Among the herpetofauna, which includes snakes and lizards, are frogs mostly belonging to the genus Platymantis (Family Cerobatrachidae). Thus far, four species, all new species, have been described, and at least two more possibly new species have not yet been studied or described, and most probably more will turn out to be new from more caves as yet unexplored. Lizards of the genus Gekko include a couple of species, which need systematic reviews of their phylogenetic positions in evolution.
It is not yet clear whether these four described species of forest frogs and others still to be described, as well as the geckos, evolved in the caves they now inhabit or they evolved in forests around these caves but expanded their populations to cave habitats. From what we know about the Philippine environment, tropical rainforests used to occupy some 80-90% of the land area of the Philippines in the remote past before humans settled and cleared the forests. More studies are needed. But it is clear that the described frog and reptile species occupy only the first 10m or so from the cave openings, making it probable that the range expansion hypothesis is what actually happened. Further, all these cave species do not show reduction or lack of normal eyes, which are characteristic of cave species that evolved inside caves.
Whatever is the explanation, it is clear that some cave species, notably the insectivorous bats and swifts that live in caves are very useful to the ecology of cultivated species used by humans. These bats and birds feed on millions of insects, some of which are pests, and convert them to guano used for fertilizing the farms. This fact is lost to many of our people who persecute these lowly creatures by killing them directly, disturbing them, or destroying their cave habitats.
It is time to rethink and change human unkindness to our fellow creatures. I suggest that our environmental advocacy groups add cave animals to the list of creatures worthy of saving for the future.

- [RECORDS SHOWN]
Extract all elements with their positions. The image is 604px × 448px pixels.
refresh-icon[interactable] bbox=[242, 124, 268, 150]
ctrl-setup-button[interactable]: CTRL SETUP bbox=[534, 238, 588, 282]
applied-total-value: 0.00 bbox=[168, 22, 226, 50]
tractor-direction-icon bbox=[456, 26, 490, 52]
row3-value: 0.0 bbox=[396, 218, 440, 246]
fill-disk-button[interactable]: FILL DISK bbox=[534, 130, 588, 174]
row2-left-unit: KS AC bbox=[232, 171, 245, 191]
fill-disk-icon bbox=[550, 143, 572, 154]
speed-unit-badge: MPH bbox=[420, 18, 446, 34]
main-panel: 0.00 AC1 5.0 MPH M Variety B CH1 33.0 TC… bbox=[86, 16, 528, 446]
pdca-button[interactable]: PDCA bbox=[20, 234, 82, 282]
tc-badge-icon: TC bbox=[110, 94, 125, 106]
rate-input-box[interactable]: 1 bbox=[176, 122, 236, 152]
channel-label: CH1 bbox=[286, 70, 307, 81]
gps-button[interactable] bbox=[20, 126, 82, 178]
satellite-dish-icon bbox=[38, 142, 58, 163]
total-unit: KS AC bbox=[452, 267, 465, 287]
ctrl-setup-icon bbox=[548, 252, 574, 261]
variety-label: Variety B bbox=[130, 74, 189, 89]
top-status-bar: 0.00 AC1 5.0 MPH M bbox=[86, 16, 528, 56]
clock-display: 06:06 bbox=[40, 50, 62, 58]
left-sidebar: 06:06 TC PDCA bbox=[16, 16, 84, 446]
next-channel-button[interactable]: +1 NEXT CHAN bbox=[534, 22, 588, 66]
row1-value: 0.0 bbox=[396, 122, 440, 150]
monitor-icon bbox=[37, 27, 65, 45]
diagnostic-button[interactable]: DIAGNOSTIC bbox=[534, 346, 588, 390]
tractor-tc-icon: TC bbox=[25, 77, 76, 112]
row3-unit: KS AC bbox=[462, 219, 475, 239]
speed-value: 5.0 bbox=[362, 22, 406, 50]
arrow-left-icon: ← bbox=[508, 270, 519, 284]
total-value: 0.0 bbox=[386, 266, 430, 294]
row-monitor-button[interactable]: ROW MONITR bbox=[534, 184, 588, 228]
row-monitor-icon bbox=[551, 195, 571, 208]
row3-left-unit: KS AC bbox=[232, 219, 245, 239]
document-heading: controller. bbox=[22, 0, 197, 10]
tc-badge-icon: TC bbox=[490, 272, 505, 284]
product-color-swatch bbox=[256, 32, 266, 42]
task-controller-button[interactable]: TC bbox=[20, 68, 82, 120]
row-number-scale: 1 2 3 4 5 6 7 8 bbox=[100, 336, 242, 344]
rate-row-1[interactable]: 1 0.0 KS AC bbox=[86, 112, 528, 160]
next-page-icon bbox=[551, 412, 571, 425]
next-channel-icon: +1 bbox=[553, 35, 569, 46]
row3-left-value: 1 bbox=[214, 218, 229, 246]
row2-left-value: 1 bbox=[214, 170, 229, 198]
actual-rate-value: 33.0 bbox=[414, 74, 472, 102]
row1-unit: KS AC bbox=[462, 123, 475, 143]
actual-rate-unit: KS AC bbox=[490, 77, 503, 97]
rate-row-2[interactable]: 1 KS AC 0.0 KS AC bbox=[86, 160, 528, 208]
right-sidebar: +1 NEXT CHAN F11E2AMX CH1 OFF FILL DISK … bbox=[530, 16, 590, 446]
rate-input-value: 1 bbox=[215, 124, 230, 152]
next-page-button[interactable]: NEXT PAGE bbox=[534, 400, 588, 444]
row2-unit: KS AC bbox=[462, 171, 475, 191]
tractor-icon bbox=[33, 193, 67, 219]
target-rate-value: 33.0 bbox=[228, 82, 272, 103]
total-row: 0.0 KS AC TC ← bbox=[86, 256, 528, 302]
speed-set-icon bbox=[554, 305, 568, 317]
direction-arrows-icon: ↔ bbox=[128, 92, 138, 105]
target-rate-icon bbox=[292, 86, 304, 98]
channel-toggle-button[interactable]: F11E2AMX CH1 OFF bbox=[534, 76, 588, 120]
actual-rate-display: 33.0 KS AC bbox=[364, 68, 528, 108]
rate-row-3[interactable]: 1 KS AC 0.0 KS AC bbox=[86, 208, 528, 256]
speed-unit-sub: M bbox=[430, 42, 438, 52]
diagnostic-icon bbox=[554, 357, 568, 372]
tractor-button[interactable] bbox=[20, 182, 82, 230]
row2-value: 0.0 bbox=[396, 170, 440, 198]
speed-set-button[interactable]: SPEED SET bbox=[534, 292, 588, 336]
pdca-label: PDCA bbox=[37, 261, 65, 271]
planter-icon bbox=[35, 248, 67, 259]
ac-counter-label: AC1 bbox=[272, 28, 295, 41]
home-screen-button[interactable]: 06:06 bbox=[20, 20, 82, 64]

- [EXERCISE AIM] In the text on Philippine cave animals, how far from the cave openings do the described frog and reptile species live? The material stands apart from the text on Philippine cave animals.

- [RESULT BELOW] They occupy only the first 10m or so from the cave openings.